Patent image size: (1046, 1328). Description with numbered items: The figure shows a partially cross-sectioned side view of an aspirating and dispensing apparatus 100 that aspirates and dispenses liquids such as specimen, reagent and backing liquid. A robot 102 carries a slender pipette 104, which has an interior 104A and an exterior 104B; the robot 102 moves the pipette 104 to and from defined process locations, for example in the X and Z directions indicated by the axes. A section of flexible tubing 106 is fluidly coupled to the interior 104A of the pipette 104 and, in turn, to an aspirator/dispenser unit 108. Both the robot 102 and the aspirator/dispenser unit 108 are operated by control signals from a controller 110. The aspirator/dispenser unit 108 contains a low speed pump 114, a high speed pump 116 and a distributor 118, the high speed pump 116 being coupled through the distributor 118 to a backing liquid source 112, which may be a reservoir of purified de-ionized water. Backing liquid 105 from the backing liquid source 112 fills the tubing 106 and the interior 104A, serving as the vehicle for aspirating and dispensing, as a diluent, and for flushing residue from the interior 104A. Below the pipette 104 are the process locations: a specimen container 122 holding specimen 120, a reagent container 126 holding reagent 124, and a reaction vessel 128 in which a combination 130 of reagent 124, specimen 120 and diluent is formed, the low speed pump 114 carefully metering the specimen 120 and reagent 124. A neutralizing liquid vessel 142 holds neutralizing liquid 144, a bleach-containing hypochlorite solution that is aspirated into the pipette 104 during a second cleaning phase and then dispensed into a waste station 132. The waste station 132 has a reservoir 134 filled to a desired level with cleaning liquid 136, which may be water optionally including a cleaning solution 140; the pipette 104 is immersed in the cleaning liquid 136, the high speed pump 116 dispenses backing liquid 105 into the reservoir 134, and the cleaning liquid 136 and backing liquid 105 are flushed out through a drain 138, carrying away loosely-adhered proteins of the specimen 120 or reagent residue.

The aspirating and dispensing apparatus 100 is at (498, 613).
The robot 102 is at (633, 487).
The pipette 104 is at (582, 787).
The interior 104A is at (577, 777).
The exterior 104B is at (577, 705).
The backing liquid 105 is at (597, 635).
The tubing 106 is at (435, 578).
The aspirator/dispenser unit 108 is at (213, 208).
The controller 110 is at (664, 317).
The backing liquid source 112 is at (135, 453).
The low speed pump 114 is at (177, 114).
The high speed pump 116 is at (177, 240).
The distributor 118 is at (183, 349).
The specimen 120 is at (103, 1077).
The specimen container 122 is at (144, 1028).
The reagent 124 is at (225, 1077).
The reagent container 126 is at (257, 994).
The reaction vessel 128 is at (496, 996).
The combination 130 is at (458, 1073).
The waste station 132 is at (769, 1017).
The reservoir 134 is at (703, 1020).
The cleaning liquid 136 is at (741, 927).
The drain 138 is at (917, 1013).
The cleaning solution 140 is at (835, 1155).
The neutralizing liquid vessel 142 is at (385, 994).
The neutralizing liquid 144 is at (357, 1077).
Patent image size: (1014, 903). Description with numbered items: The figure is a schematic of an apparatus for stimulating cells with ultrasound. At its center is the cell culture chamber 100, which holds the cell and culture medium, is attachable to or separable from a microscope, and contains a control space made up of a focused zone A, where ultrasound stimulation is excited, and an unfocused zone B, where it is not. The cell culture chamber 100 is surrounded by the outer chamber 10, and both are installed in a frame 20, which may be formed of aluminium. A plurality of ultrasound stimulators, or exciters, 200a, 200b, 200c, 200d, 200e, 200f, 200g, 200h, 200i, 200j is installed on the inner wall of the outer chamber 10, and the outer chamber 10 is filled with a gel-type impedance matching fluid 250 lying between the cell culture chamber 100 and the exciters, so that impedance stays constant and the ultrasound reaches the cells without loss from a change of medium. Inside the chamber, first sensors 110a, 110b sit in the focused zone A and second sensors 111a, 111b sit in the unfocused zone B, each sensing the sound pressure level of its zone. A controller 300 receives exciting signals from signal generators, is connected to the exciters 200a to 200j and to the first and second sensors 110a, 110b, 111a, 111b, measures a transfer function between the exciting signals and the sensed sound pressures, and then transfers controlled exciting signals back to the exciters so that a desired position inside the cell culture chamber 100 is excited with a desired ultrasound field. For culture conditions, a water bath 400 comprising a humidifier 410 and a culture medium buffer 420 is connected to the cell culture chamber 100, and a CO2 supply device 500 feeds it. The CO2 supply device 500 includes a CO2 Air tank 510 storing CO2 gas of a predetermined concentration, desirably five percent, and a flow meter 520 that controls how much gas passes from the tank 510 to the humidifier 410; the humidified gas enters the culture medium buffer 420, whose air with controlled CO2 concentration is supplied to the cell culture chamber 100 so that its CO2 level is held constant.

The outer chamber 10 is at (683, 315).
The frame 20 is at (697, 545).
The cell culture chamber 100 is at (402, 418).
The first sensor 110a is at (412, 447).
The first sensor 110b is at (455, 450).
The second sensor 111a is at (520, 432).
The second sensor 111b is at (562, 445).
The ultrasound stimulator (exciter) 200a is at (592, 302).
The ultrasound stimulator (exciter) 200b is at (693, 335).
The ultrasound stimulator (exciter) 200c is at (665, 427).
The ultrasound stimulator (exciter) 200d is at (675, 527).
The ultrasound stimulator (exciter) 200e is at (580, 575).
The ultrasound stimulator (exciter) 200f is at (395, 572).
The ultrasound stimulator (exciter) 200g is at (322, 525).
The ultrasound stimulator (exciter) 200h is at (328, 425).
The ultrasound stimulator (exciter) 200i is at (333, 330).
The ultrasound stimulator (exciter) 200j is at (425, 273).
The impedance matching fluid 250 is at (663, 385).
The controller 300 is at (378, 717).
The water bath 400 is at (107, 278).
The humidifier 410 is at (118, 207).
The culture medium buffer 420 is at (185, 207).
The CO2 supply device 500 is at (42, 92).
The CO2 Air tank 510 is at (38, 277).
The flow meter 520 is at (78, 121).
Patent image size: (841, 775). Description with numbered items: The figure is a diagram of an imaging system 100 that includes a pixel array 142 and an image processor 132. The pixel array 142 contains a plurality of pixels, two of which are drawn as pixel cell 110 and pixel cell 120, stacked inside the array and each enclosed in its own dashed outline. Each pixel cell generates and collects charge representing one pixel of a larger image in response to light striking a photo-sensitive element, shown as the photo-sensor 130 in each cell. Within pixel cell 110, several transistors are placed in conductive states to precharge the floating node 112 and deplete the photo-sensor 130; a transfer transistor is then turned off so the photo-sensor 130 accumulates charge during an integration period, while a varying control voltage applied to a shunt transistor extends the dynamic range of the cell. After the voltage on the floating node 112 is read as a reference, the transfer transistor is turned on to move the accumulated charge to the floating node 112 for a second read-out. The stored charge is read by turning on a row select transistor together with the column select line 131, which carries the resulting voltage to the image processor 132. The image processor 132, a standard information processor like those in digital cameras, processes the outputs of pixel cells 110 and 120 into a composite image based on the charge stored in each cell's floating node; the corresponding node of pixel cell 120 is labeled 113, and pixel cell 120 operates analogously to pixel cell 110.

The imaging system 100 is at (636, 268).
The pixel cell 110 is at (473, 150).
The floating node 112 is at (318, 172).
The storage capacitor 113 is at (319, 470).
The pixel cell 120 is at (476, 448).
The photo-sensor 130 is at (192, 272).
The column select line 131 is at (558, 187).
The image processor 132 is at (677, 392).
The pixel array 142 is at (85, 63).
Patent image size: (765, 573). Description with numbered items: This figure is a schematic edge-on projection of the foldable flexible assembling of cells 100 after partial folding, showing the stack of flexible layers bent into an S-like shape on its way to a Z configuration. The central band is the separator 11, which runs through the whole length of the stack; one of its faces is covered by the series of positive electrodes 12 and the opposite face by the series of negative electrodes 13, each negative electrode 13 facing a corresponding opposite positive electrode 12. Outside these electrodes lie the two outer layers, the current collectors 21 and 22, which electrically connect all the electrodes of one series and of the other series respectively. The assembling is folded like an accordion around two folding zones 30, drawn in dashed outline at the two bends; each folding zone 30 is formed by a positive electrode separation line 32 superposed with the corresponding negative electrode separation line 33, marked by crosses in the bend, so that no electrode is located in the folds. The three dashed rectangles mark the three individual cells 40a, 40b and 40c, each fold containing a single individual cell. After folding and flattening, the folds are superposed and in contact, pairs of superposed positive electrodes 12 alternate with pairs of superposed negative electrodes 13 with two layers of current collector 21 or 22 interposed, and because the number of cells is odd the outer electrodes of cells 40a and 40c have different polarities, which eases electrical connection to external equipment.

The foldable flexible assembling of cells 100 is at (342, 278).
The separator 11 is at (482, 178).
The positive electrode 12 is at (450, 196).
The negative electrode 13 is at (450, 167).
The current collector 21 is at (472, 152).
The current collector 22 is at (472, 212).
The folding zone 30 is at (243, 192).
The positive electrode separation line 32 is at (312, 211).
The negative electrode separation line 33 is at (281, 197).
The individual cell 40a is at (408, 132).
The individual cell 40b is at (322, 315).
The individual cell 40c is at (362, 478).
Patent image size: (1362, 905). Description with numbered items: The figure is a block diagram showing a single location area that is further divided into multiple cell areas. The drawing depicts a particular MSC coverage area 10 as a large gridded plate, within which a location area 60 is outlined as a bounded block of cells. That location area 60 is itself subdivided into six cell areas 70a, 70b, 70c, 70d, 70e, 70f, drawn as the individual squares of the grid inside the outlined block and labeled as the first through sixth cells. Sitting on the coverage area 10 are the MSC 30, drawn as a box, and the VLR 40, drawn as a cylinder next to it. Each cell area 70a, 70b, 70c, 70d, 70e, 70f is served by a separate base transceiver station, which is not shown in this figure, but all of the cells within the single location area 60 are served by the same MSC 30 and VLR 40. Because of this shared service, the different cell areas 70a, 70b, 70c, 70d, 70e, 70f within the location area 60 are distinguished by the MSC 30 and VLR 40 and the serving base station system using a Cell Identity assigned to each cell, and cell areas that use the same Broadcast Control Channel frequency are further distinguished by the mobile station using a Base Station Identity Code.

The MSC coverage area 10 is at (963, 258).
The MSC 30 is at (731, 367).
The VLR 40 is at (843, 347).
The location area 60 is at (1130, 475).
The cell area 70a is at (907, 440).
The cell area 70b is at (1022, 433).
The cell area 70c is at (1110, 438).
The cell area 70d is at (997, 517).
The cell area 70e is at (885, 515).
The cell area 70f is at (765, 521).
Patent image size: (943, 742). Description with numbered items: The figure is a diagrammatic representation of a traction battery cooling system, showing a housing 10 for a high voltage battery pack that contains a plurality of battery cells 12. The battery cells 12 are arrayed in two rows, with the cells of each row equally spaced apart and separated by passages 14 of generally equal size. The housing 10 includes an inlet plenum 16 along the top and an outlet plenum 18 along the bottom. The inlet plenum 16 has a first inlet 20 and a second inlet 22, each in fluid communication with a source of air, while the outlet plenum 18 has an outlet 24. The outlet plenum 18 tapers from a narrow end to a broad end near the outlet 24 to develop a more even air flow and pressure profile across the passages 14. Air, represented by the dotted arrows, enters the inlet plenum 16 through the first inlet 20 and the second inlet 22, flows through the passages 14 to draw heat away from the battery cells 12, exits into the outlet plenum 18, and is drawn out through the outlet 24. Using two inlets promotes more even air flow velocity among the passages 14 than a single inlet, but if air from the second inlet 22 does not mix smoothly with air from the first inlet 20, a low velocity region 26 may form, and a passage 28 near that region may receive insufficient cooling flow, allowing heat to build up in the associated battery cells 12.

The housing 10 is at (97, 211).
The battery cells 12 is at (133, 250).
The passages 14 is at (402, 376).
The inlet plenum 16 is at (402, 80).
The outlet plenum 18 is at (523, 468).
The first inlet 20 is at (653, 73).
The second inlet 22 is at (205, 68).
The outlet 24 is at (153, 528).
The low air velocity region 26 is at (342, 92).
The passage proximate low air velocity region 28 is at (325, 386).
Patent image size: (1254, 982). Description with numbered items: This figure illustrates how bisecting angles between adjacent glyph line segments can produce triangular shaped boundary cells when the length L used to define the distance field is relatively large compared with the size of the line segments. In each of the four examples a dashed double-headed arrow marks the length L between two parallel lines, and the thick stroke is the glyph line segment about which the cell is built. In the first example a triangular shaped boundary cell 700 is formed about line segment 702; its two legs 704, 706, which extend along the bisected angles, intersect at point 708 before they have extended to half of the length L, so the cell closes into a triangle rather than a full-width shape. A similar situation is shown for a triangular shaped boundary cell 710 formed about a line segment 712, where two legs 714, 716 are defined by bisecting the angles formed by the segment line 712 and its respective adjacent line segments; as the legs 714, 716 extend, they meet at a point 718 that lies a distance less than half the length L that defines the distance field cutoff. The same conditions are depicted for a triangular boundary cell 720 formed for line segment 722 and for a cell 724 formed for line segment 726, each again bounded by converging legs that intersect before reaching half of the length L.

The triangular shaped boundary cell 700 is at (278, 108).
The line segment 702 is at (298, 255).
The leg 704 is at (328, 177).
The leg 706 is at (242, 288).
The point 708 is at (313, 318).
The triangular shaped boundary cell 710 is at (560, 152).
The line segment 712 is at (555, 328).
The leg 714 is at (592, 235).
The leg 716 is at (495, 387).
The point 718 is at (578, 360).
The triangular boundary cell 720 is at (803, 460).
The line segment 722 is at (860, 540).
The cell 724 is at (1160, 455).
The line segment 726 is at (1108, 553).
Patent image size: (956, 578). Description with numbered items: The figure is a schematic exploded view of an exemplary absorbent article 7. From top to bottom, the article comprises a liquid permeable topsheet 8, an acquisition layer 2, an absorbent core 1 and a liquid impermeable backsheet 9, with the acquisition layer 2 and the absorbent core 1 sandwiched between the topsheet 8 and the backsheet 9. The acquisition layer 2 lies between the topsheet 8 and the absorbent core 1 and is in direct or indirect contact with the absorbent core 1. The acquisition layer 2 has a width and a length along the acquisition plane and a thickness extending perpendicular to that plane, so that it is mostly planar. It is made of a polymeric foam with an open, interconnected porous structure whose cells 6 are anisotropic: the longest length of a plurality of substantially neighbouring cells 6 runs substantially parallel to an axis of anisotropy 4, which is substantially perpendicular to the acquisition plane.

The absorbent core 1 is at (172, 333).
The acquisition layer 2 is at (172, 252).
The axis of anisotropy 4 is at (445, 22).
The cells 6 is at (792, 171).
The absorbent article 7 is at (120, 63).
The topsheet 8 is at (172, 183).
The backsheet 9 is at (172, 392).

**WHAT YOU NEED TO DO:**
Up to and including the last line of the records above, print exactly every line from the one that contains "Patent image size: (956, 578)." onward.

**SOLVED EXERCISE:**
Patent image size: (956, 578). Description with numbered items: The figure is a schematic exploded view of an exemplary absorbent article 7. From top to bottom, the article comprises a liquid permeable topsheet 8, an acquisition layer 2, an absorbent core 1 and a liquid impermeable backsheet 9, with the acquisition layer 2 and the absorbent core 1 sandwiched between the topsheet 8 and the backsheet 9. The acquisition layer 2 lies between the topsheet 8 and the absorbent core 1 and is in direct or indirect contact with the absorbent core 1. The acquisition layer 2 has a width and a length along the acquisition plane and a thickness extending perpendicular to that plane, so that it is mostly planar. It is made of a polymeric foam with an open, interconnected porous structure whose cells 6 are anisotropic: the longest length of a plurality of substantially neighbouring cells 6 runs substantially parallel to an axis of anisotropy 4, which is substantially perpendicular to the acquisition plane.

The absorbent core 1 is at (172, 333).
The acquisition layer 2 is at (172, 252).
The axis of anisotropy 4 is at (445, 22).
The cells 6 is at (792, 171).
The absorbent article 7 is at (120, 63).
The topsheet 8 is at (172, 183).
The backsheet 9 is at (172, 392).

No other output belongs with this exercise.